* **GOAL OF THE EXERCISE**: Reproduce the data in its entirety, exactly as supplied.

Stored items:
▼▼▼
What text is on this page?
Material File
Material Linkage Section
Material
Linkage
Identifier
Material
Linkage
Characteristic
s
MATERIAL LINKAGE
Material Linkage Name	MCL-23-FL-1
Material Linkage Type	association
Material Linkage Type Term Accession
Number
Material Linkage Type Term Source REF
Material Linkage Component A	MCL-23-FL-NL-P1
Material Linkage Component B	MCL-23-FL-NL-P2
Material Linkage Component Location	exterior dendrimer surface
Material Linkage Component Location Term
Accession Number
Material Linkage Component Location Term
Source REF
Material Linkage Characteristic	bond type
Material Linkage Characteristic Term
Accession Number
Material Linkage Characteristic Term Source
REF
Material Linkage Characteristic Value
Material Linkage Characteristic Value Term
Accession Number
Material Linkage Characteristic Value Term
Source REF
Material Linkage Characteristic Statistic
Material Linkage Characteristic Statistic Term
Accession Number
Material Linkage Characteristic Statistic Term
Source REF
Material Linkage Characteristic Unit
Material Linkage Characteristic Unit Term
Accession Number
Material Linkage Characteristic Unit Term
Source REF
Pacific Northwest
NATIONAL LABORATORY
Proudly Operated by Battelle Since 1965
▲▲▲
* **RESPONSE TO THIS TASK**:
What text is on this page?
Material File
Material Linkage Section
Material
Linkage
Identifier
Material
Linkage
Characteristic
s
MATERIAL LINKAGE
Material Linkage Name	MCL-23-FL-1
Material Linkage Type	association
Material Linkage Type Term Accession
Number
Material Linkage Type Term Source REF
Material Linkage Component A	MCL-23-FL-NL-P1
Material Linkage Component B	MCL-23-FL-NL-P2
Material Linkage Component Location	exterior dendrimer surface
Material Linkage Component Location Term
Accession Number
Material Linkage Component Location Term
Source REF
Material Linkage Characteristic	bond type
Material Linkage Characteristic Term
Accession Number
Material Linkage Characteristic Term Source
REF
Material Linkage Characteristic Value
Material Linkage Characteristic Value Term
Accession Number
Material Linkage Characteristic Value Term
Source REF
Material Linkage Characteristic Statistic
Material Linkage Characteristic Statistic Term
Accession Number
Material Linkage Characteristic Statistic Term
Source REF
Material Linkage Characteristic Unit
Material Linkage Characteristic Unit Term
Accession Number
Material Linkage Characteristic Unit Term
Source REF
Pacific Northwest
NATIONAL LABORATORY
Proudly Operated by Battelle Since 1965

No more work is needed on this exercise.